Problem to solve: Restate the listing below word for word, omitting any images.

Source data:
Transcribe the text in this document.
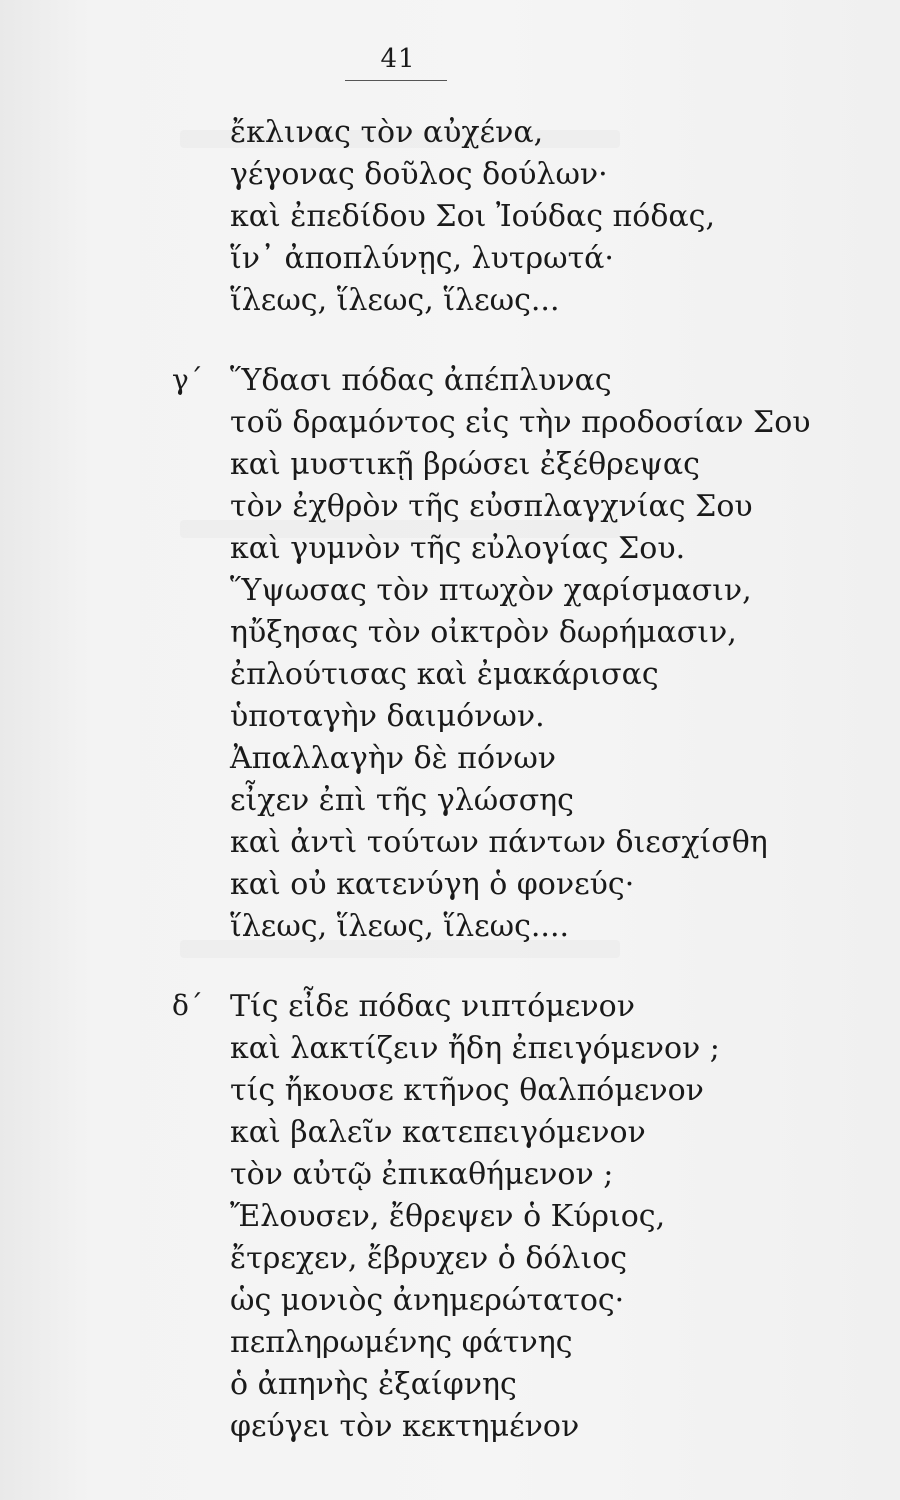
41
ἔκλινας τὸν αὐχένα,
γέγονας δοῦλος δούλων·
καὶ ἐπεδίδου Σοι Ἰούδας πόδας,
ἵν᾽ ἀποπλύνῃς, λυτρωτά·
ἵλεως, ἵλεως, ἵλεως...
γ´ Ὕδασι πόδας ἀπέπλυνας
τοῦ δραμόντος εἰς τὴν προδοσίαν Σου
καὶ μυστικῇ βρώσει ἐξέθρεψας
τὸν ἐχθρὸν τῆς εὐσπλαγχνίας Σου
καὶ γυμνὸν τῆς εὐλογίας Σου.
Ὕψωσας τὸν πτωχὸν χαρίσμασιν,
ηὔξησας τὸν οἰκτρὸν δωρήμασιν,
ἐπλούτισας καὶ ἐμακάρισας
ὑποταγὴν δαιμόνων.
Ἀπαλλαγὴν δὲ πόνων
εἶχεν ἐπὶ τῆς γλώσσης
καὶ ἀντὶ τούτων πάντων διεσχίσθη
καὶ οὐ κατενύγη ὁ φονεύς·
ἵλεως, ἵλεως, ἵλεως....
δ´ Τίς εἶδε πόδας νιπτόμενον
καὶ λακτίζειν ἤδη ἐπειγόμενον ;
τίς ἤκουσε κτῆνος θαλπόμενον
καὶ βαλεῖν κατεπειγόμενον
τὸν αὐτῷ ἐπικαθήμενον ;
Ἔλουσεν, ἔθρεψεν ὁ Κύριος,
ἔτρεχεν, ἔβρυχεν ὁ δόλιος
ὡς μονιὸς ἀνημερώτατος·
πεπληρωμένης φάτνης
ὁ ἀπηνὴς ἐξαίφνης
φεύγει τὸν κεκτημένον
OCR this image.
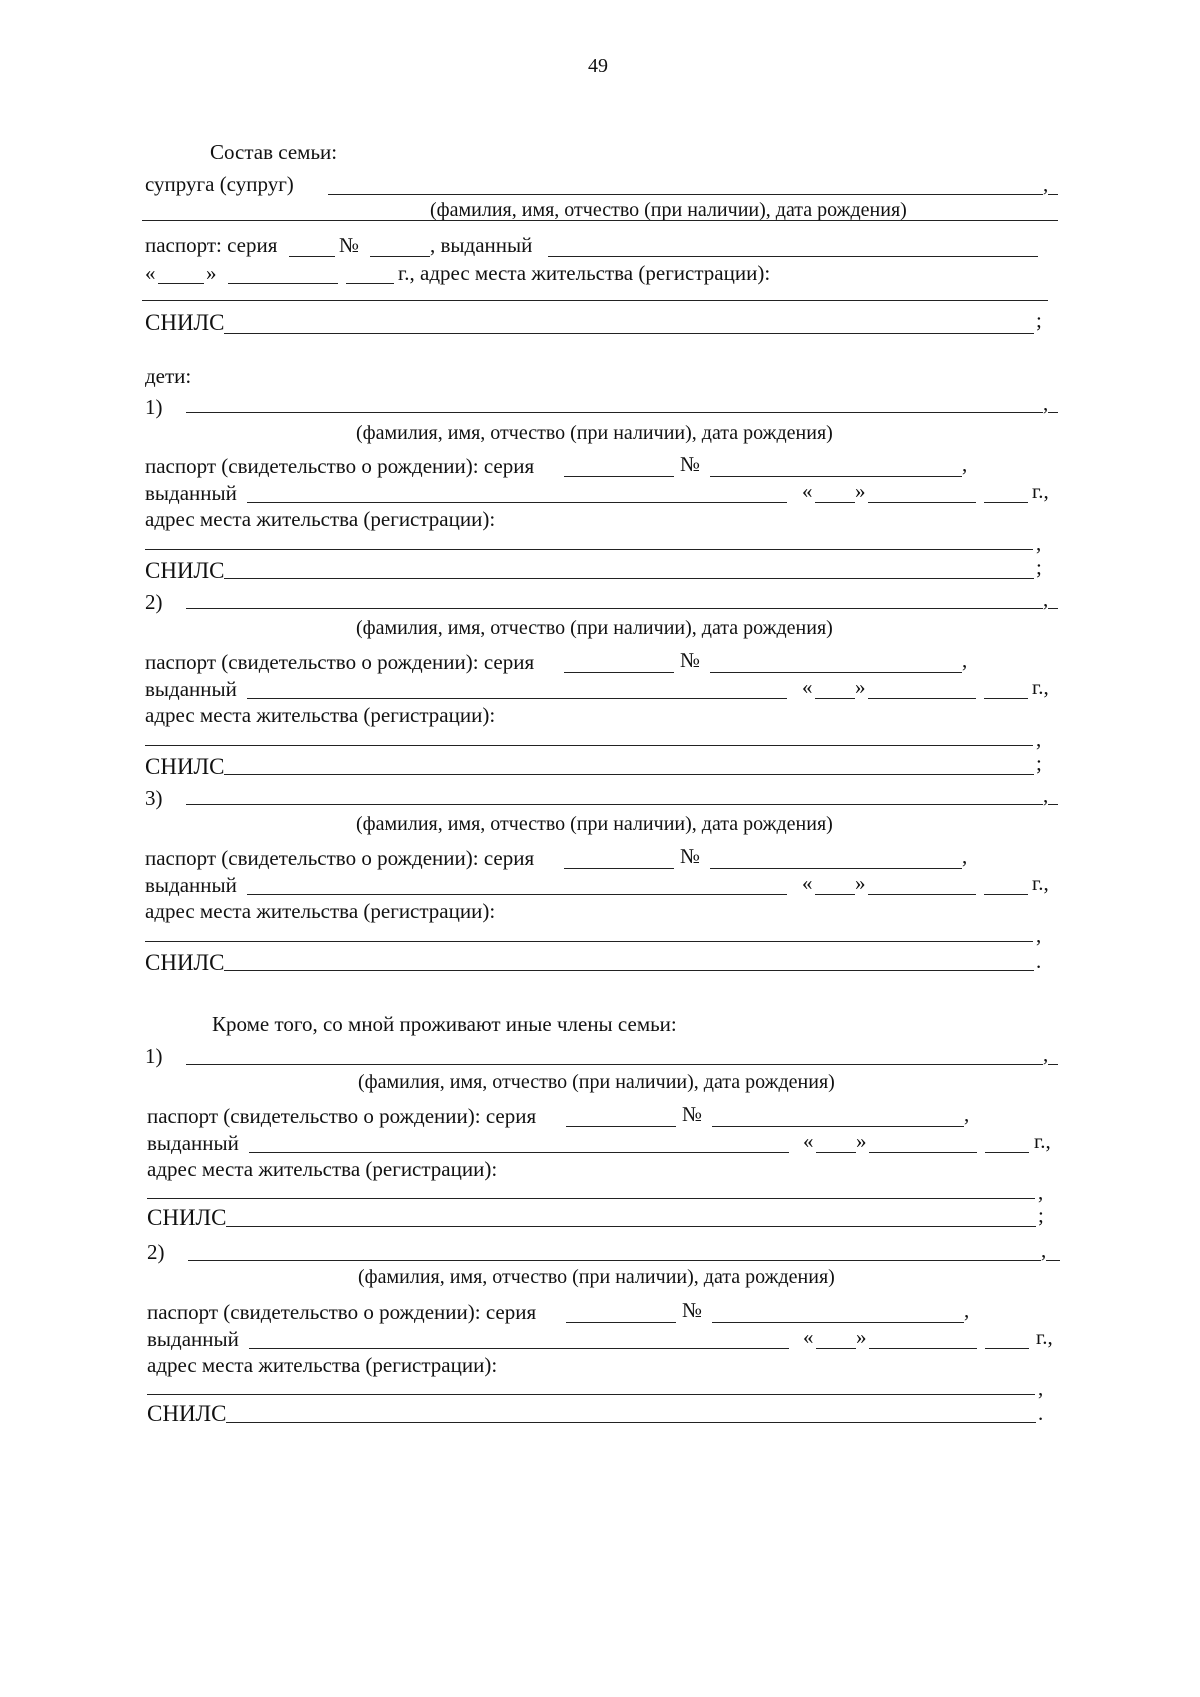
49
Состав семьи:
супруга (супруг)	,
(фамилия, имя, отчество (при наличии), дата рождения)
паспорт: серия	№	, выданный
« »	г., адрес места жительства (регистрации):
СНИЛС	;
дети:
1)	,
(фамилия, имя, отчество (при наличии), дата рождения)
паспорт (свидетельство о рождении): серия	№	,
выданный	« »	г.,
адрес места жительства (регистрации):
,
СНИЛС	;
2)	,
(фамилия, имя, отчество (при наличии), дата рождения)
паспорт (свидетельство о рождении): серия	№	,
выданный	« »	г.,
адрес места жительства (регистрации):
,
СНИЛС	;
3)	,
(фамилия, имя, отчество (при наличии), дата рождения)
паспорт (свидетельство о рождении): серия	№	,
выданный	« »	г.,
адрес места жительства (регистрации):
,
СНИЛС	.
Кроме того, со мной проживают иные члены семьи:
1)	,
(фамилия, имя, отчество (при наличии), дата рождения)
паспорт (свидетельство о рождении): серия	№	,
выданный	« »	г.,
адрес места жительства (регистрации):
,
СНИЛС	;
2)	,
(фамилия, имя, отчество (при наличии), дата рождения)
паспорт (свидетельство о рождении): серия	№	,
выданный	« »	г.,
адрес места жительства (регистрации):
,
СНИЛС	.
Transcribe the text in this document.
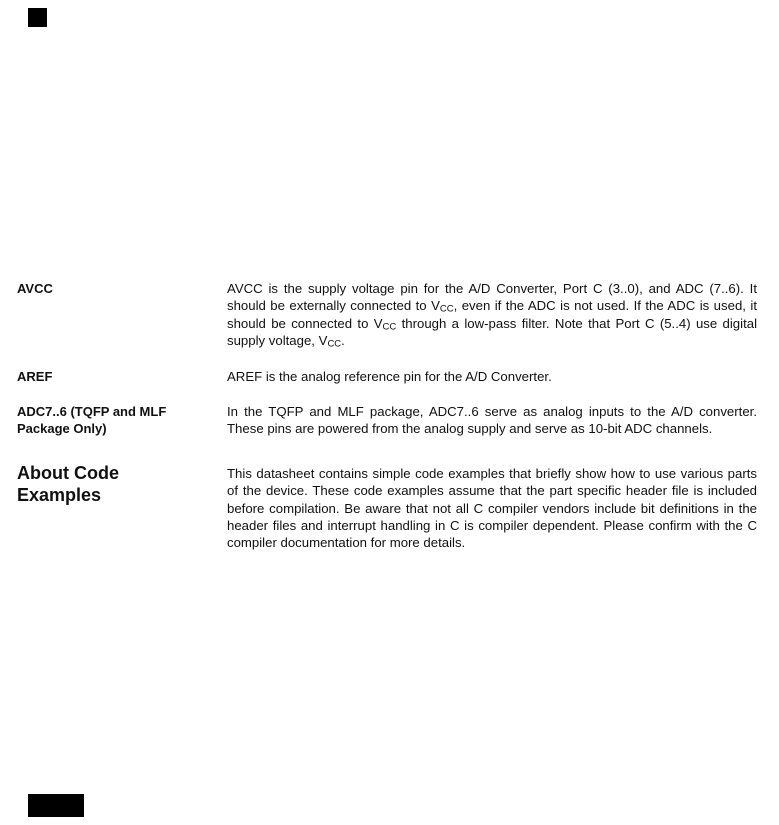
AVCC	AVCC is the supply voltage pin for the A/D Converter, Port C (3..0), and ADC (7..6). It should be externally connected to $V_{CC}$, even if the ADC is not used. If the ADC is used, it should be connected to $V_{CC}$ through a low-pass filter. Note that Port C (5..4) use digital supply voltage, $V_{CC}$.

AREF	AREF is the analog reference pin for the A/D Converter.

ADC7..6 (TQFP and MLF Package Only)

In the TQFP and MLF package, ADC7..6 serve as analog inputs to the A/D converter. These pins are powered from the analog supply and serve as 10-bit ADC channels.

About Code Examples

This datasheet contains simple code examples that briefly show how to use various parts of the device. These code examples assume that the part specific header file is included before compilation. Be aware that not all C compiler vendors include bit definitions in the header files and interrupt handling in C is compiler dependent. Please confirm with the C compiler documentation for more details.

Solution:
Transcribe the text in this document.
41
ἔκλινας τὸν αὐχένα,
γέγονας δοῦλος δούλων·
καὶ ἐπεδίδου Σοι Ἰούδας πόδας,
ἵν᾽ ἀποπλύνῃς, λυτρωτά·
ἵλεως, ἵλεως, ἵλεως...
γ´ Ὕδασι πόδας ἀπέπλυνας
τοῦ δραμόντος εἰς τὴν προδοσίαν Σου
καὶ μυστικῇ βρώσει ἐξέθρεψας
τὸν ἐχθρὸν τῆς εὐσπλαγχνίας Σου
καὶ γυμνὸν τῆς εὐλογίας Σου.
Ὕψωσας τὸν πτωχὸν χαρίσμασιν,
ηὔξησας τὸν οἰκτρὸν δωρήμασιν,
ἐπλούτισας καὶ ἐμακάρισας
ὑποταγὴν δαιμόνων.
Ἀπαλλαγὴν δὲ πόνων
εἶχεν ἐπὶ τῆς γλώσσης
καὶ ἀντὶ τούτων πάντων διεσχίσθη
καὶ οὐ κατενύγη ὁ φονεύς·
ἵλεως, ἵλεως, ἵλεως....
δ´ Τίς εἶδε πόδας νιπτόμενον
καὶ λακτίζειν ἤδη ἐπειγόμενον ;
τίς ἤκουσε κτῆνος θαλπόμενον
καὶ βαλεῖν κατεπειγόμενον
τὸν αὐτῷ ἐπικαθήμενον ;
Ἔλουσεν, ἔθρεψεν ὁ Κύριος,
ἔτρεχεν, ἔβρυχεν ὁ δόλιος
ὡς μονιὸς ἀνημερώτατος·
πεπληρωμένης φάτνης
ὁ ἀπηνὴς ἐξαίφνης
φεύγει τὸν κεκτημένον
OCR this image.
49
Состав семьи:
супруга (супруг)	,
(фамилия, имя, отчество (при наличии), дата рождения)
паспорт: серия	№	, выданный
« »	г., адрес места жительства (регистрации):
СНИЛС	;
дети:
1)	,
(фамилия, имя, отчество (при наличии), дата рождения)
паспорт (свидетельство о рождении): серия	№	,
выданный	« »	г.,
адрес места жительства (регистрации):
,
СНИЛС	;
2)	,
(фамилия, имя, отчество (при наличии), дата рождения)
паспорт (свидетельство о рождении): серия	№	,
выданный	« »	г.,
адрес места жительства (регистрации):
,
СНИЛС	;
3)	,
(фамилия, имя, отчество (при наличии), дата рождения)
паспорт (свидетельство о рождении): серия	№	,
выданный	« »	г.,
адрес места жительства (регистрации):
,
СНИЛС	.
Кроме того, со мной проживают иные члены семьи:
1)	,
(фамилия, имя, отчество (при наличии), дата рождения)
паспорт (свидетельство о рождении): серия	№	,
выданный	« »	г.,
адрес места жительства (регистрации):
,
СНИЛС	;
2)	,
(фамилия, имя, отчество (при наличии), дата рождения)
паспорт (свидетельство о рождении): серия	№	,
выданный	« »	г.,
адрес места жительства (регистрации):
,
СНИЛС	.
Transcribe the text in this document.
AVCC	AVCC is the supply voltage pin for the A/D Converter, Port C (3..0), and ADC (7..6). It should be externally connected to $V_{CC}$, even if the ADC is not used. If the ADC is used, it should be connected to $V_{CC}$ through a low-pass filter. Note that Port C (5..4) use digital supply voltage, $V_{CC}$.

AREF	AREF is the analog reference pin for the A/D Converter.

ADC7..6 (TQFP and MLF Package Only)

In the TQFP and MLF package, ADC7..6 serve as analog inputs to the A/D converter. These pins are powered from the analog supply and serve as 10-bit ADC channels.

About Code Examples

This datasheet contains simple code examples that briefly show how to use various parts of the device. These code examples assume that the part specific header file is included before compilation. Be aware that not all C compiler vendors include bit definitions in the header files and interrupt handling in C is compiler dependent. Please confirm with the C compiler documentation for more details.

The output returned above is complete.